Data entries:
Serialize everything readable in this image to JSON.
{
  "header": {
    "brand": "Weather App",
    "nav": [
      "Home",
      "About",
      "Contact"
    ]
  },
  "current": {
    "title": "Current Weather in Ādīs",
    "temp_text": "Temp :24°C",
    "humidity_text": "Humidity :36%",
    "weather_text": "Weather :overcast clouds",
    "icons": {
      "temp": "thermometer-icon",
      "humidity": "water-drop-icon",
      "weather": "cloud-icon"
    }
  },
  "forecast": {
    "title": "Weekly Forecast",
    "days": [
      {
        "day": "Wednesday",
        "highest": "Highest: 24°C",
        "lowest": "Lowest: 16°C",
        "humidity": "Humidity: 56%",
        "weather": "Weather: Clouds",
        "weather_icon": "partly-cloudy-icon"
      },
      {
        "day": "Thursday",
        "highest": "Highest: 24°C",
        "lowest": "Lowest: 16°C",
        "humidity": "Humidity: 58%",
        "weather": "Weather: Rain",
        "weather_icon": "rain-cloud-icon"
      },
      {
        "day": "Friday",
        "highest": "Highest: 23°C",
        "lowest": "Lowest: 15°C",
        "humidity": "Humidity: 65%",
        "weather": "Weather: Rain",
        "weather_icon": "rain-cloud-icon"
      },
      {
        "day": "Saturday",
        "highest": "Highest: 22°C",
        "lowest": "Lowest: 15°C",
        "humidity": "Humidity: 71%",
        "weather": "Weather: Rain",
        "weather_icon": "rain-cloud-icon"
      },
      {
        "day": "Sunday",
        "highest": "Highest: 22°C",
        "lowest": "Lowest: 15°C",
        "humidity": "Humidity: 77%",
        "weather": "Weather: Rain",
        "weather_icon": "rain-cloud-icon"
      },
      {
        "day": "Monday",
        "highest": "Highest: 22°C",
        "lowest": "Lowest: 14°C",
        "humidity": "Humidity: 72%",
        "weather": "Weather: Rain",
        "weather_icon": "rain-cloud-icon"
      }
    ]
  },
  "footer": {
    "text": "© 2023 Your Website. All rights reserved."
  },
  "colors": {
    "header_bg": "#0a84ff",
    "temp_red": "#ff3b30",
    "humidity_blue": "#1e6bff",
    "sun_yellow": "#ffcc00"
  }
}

Given problem => Please reproduce the entire listing, exactly as shown.

Finished task =>
Serialize everything readable in this image to JSON.
{
  "header": {
    "brand": "Weather App",
    "nav": [
      "Home",
      "About",
      "Contact"
    ]
  },
  "current": {
    "title": "Current Weather in Ādīs",
    "temp_text": "Temp :24°C",
    "humidity_text": "Humidity :36%",
    "weather_text": "Weather :overcast clouds",
    "icons": {
      "temp": "thermometer-icon",
      "humidity": "water-drop-icon",
      "weather": "cloud-icon"
    }
  },
  "forecast": {
    "title": "Weekly Forecast",
    "days": [
      {
        "day": "Wednesday",
        "highest": "Highest: 24°C",
        "lowest": "Lowest: 16°C",
        "humidity": "Humidity: 56%",
        "weather": "Weather: Clouds",
        "weather_icon": "partly-cloudy-icon"
      },
      {
        "day": "Thursday",
        "highest": "Highest: 24°C",
        "lowest": "Lowest: 16°C",
        "humidity": "Humidity: 58%",
        "weather": "Weather: Rain",
        "weather_icon": "rain-cloud-icon"
      },
      {
        "day": "Friday",
        "highest": "Highest: 23°C",
        "lowest": "Lowest: 15°C",
        "humidity": "Humidity: 65%",
        "weather": "Weather: Rain",
        "weather_icon": "rain-cloud-icon"
      },
      {
        "day": "Saturday",
        "highest": "Highest: 22°C",
        "lowest": "Lowest: 15°C",
        "humidity": "Humidity: 71%",
        "weather": "Weather: Rain",
        "weather_icon": "rain-cloud-icon"
      },
      {
        "day": "Sunday",
        "highest": "Highest: 22°C",
        "lowest": "Lowest: 15°C",
        "humidity": "Humidity: 77%",
        "weather": "Weather: Rain",
        "weather_icon": "rain-cloud-icon"
      },
      {
        "day": "Monday",
        "highest": "Highest: 22°C",
        "lowest": "Lowest: 14°C",
        "humidity": "Humidity: 72%",
        "weather": "Weather: Rain",
        "weather_icon": "rain-cloud-icon"
      }
    ]
  },
  "footer": {
    "text": "© 2023 Your Website. All rights reserved."
  },
  "colors": {
    "header_bg": "#0a84ff",
    "temp_red": "#ff3b30",
    "humidity_blue": "#1e6bff",
    "sun_yellow": "#ffcc00"
  }
}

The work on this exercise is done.